* Start *
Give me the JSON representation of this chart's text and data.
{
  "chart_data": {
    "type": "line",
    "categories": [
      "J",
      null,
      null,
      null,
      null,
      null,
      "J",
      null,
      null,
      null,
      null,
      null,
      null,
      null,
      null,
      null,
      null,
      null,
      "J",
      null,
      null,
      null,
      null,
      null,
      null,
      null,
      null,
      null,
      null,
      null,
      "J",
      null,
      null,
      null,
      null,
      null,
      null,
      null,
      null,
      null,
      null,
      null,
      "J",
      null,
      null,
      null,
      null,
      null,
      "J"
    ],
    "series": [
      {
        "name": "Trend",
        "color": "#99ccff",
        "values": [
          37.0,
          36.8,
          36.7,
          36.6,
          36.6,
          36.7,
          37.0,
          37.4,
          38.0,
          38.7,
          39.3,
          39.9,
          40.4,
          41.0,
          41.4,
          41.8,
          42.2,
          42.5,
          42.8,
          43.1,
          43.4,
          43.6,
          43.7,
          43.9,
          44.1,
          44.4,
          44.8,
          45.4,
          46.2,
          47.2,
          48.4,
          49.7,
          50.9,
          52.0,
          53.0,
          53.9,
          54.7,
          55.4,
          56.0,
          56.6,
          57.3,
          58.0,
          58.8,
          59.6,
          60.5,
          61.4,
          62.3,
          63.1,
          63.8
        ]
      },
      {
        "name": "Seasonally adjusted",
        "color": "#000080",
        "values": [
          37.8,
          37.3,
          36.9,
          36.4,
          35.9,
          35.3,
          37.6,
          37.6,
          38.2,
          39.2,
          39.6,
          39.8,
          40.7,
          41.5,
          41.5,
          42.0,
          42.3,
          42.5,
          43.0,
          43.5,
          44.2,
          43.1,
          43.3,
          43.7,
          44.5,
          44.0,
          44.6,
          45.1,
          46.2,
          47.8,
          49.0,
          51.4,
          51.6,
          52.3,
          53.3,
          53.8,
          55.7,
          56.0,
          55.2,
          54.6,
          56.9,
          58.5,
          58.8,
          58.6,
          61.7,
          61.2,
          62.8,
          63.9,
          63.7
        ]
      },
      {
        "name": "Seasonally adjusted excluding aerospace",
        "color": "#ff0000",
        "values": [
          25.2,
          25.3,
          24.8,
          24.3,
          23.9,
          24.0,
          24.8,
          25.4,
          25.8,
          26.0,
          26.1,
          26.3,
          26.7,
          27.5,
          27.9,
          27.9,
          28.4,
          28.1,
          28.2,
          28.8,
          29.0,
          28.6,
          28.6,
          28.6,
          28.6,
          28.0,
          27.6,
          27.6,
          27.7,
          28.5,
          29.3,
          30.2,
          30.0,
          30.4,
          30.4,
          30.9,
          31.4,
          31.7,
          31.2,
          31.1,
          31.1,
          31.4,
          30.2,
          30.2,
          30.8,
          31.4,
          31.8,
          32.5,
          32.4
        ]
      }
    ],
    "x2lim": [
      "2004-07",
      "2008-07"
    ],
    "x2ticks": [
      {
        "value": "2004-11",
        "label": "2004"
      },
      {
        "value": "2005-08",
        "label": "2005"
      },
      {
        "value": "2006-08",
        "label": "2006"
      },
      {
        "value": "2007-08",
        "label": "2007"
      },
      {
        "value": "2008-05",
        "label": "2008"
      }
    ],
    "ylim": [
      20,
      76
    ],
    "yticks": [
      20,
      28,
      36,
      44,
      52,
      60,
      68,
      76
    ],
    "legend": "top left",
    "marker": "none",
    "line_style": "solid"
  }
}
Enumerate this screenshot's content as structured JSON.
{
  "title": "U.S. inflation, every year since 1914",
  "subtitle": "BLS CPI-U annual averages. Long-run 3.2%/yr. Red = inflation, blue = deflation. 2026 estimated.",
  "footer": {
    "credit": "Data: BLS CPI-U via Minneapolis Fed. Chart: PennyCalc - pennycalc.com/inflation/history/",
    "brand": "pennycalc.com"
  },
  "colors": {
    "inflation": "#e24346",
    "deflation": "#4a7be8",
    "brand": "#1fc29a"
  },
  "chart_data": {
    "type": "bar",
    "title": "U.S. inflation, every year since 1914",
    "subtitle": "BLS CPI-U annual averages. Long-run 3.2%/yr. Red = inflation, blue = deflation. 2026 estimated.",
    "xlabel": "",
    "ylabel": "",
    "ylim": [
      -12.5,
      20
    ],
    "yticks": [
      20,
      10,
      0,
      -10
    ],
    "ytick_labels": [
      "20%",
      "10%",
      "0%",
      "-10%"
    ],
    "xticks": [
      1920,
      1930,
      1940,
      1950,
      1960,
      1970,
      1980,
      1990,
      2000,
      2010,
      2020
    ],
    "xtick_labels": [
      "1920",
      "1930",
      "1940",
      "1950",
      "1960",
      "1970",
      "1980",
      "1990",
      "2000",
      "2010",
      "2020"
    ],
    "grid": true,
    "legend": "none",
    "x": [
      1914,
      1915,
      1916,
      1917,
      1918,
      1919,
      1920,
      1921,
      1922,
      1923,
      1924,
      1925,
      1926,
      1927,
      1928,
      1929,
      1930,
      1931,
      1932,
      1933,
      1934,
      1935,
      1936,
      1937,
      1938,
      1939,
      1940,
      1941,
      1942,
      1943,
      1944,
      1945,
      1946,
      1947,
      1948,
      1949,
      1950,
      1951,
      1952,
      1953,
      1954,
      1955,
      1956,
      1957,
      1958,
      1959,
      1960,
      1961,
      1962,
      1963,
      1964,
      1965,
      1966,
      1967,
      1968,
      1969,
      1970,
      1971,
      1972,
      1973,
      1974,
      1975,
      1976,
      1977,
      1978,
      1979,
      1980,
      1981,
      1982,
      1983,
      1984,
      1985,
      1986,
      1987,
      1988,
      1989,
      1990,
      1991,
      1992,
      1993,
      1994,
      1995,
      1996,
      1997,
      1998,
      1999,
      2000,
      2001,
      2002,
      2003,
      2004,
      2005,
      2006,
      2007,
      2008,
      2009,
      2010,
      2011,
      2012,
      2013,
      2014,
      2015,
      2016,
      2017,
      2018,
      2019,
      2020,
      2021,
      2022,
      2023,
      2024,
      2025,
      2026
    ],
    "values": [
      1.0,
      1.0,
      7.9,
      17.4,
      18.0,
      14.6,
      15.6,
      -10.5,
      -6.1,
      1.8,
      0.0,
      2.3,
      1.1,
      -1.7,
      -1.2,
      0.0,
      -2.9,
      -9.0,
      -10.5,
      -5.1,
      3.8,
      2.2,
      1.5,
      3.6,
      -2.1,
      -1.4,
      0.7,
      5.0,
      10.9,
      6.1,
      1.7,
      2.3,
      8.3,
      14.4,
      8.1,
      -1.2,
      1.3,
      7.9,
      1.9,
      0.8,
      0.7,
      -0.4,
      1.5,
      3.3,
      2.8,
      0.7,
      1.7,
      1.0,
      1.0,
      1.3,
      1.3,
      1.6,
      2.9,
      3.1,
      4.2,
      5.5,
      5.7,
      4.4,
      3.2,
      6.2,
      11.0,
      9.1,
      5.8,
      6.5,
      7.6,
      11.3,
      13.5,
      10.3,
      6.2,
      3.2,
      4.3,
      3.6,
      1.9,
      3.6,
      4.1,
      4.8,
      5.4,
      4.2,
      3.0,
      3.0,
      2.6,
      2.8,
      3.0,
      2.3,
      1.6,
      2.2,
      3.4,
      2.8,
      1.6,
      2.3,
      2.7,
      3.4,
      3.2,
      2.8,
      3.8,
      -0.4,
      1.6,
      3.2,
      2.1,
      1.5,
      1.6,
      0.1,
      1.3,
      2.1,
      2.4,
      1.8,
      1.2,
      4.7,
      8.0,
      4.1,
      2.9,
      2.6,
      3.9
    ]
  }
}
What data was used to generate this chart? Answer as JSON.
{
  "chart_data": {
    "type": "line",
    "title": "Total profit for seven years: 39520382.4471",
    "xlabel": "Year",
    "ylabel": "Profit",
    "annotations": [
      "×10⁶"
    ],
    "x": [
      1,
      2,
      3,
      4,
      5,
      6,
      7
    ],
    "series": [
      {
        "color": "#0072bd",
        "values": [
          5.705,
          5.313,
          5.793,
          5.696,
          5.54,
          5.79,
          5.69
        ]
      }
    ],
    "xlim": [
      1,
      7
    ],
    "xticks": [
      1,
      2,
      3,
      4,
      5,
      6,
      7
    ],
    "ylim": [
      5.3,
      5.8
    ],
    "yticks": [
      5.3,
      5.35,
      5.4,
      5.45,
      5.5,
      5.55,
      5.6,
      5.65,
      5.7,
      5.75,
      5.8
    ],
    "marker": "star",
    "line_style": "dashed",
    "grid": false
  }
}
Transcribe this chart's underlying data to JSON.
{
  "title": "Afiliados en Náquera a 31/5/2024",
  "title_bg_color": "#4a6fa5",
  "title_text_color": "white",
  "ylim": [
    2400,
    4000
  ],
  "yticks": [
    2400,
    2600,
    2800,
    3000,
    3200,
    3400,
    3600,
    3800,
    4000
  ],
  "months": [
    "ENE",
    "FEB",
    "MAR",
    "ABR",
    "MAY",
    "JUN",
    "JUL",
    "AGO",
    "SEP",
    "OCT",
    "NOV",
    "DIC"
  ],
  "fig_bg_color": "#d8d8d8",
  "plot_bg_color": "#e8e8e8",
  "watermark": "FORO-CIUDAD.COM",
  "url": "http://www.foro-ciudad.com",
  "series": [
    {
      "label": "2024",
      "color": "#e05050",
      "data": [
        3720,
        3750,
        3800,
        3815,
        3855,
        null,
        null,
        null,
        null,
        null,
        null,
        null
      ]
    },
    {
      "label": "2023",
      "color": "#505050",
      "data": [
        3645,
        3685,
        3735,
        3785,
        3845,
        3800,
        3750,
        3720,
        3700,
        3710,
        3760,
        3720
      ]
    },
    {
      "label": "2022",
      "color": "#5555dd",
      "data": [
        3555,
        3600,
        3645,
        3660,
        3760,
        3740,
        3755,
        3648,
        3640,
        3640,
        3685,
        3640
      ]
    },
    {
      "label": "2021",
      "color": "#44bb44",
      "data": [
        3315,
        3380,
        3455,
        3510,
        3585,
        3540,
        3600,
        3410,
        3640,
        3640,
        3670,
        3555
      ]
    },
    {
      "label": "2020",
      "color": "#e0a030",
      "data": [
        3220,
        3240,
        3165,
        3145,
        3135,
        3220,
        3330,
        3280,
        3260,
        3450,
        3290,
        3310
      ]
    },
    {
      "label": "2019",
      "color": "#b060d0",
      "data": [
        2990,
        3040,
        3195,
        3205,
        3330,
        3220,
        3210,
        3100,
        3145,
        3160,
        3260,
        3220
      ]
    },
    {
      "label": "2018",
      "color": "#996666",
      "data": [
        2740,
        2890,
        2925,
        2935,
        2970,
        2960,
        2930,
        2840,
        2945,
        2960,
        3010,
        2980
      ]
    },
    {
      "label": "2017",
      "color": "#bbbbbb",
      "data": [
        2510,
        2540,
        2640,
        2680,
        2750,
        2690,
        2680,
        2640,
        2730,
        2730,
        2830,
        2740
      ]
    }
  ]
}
* End *
▶ [Short exercise] Every line of the records that includes the word "JSON" should be gathered.

▶ [Task output]
Give me the JSON representation of this chart's text and data.
Enumerate this screenshot's content as structured JSON.
What data was used to generate this chart? Answer as JSON.
Transcribe this chart's underlying data to JSON.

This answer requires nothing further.